*To do:*
Print the data exactly, leaving nothing out.

*Material for this task:*

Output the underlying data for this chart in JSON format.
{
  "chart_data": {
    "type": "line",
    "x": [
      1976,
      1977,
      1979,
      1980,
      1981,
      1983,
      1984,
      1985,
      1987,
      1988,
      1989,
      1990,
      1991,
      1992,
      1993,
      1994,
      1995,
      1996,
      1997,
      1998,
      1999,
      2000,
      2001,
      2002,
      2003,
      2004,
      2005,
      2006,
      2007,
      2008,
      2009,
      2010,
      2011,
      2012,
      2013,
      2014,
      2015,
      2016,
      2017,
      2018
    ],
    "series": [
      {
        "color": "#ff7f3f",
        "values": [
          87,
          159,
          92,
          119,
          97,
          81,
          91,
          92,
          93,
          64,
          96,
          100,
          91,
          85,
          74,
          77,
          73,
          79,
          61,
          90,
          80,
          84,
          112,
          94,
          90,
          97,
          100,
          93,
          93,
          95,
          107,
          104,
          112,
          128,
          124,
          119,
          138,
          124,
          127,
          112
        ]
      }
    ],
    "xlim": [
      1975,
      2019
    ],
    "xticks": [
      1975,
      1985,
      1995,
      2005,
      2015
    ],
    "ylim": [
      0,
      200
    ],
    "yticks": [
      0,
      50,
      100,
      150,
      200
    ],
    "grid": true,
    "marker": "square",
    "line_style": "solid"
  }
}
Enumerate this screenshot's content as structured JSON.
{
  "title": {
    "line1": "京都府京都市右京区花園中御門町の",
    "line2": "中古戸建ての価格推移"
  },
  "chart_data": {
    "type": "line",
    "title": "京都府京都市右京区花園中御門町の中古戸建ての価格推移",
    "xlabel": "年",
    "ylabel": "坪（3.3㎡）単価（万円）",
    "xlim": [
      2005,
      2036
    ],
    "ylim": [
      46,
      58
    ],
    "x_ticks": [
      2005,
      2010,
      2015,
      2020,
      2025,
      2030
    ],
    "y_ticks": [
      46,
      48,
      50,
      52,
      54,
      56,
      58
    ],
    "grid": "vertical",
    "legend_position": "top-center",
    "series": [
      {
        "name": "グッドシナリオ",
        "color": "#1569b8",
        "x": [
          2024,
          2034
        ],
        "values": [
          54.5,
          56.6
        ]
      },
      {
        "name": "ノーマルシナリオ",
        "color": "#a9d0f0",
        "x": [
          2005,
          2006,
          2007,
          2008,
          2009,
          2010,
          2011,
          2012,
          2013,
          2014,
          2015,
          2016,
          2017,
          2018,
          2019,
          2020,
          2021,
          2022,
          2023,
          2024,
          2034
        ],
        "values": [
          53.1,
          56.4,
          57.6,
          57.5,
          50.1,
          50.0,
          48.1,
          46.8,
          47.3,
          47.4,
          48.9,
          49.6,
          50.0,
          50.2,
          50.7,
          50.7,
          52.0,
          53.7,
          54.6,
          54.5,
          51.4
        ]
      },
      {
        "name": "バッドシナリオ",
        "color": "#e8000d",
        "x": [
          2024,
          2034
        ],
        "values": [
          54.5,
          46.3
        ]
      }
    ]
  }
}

*Complete answer:*
Output the underlying data for this chart in JSON format.
{
  "chart_data": {
    "type": "line",
    "x": [
      1976,
      1977,
      1979,
      1980,
      1981,
      1983,
      1984,
      1985,
      1987,
      1988,
      1989,
      1990,
      1991,
      1992,
      1993,
      1994,
      1995,
      1996,
      1997,
      1998,
      1999,
      2000,
      2001,
      2002,
      2003,
      2004,
      2005,
      2006,
      2007,
      2008,
      2009,
      2010,
      2011,
      2012,
      2013,
      2014,
      2015,
      2016,
      2017,
      2018
    ],
    "series": [
      {
        "color": "#ff7f3f",
        "values": [
          87,
          159,
          92,
          119,
          97,
          81,
          91,
          92,
          93,
          64,
          96,
          100,
          91,
          85,
          74,
          77,
          73,
          79,
          61,
          90,
          80,
          84,
          112,
          94,
          90,
          97,
          100,
          93,
          93,
          95,
          107,
          104,
          112,
          128,
          124,
          119,
          138,
          124,
          127,
          112
        ]
      }
    ],
    "xlim": [
      1975,
      2019
    ],
    "xticks": [
      1975,
      1985,
      1995,
      2005,
      2015
    ],
    "ylim": [
      0,
      200
    ],
    "yticks": [
      0,
      50,
      100,
      150,
      200
    ],
    "grid": true,
    "marker": "square",
    "line_style": "solid"
  }
}
Enumerate this screenshot's content as structured JSON.
{
  "title": {
    "line1": "京都府京都市右京区花園中御門町の",
    "line2": "中古戸建ての価格推移"
  },
  "chart_data": {
    "type": "line",
    "title": "京都府京都市右京区花園中御門町の中古戸建ての価格推移",
    "xlabel": "年",
    "ylabel": "坪（3.3㎡）単価（万円）",
    "xlim": [
      2005,
      2036
    ],
    "ylim": [
      46,
      58
    ],
    "x_ticks": [
      2005,
      2010,
      2015,
      2020,
      2025,
      2030
    ],
    "y_ticks": [
      46,
      48,
      50,
      52,
      54,
      56,
      58
    ],
    "grid": "vertical",
    "legend_position": "top-center",
    "series": [
      {
        "name": "グッドシナリオ",
        "color": "#1569b8",
        "x": [
          2024,
          2034
        ],
        "values": [
          54.5,
          56.6
        ]
      },
      {
        "name": "ノーマルシナリオ",
        "color": "#a9d0f0",
        "x": [
          2005,
          2006,
          2007,
          2008,
          2009,
          2010,
          2011,
          2012,
          2013,
          2014,
          2015,
          2016,
          2017,
          2018,
          2019,
          2020,
          2021,
          2022,
          2023,
          2024,
          2034
        ],
        "values": [
          53.1,
          56.4,
          57.6,
          57.5,
          50.1,
          50.0,
          48.1,
          46.8,
          47.3,
          47.4,
          48.9,
          49.6,
          50.0,
          50.2,
          50.7,
          50.7,
          52.0,
          53.7,
          54.6,
          54.5,
          51.4
        ]
      },
      {
        "name": "バッドシナリオ",
        "color": "#e8000d",
        "x": [
          2024,
          2034
        ],
        "values": [
          54.5,
          46.3
        ]
      }
    ]
  }
}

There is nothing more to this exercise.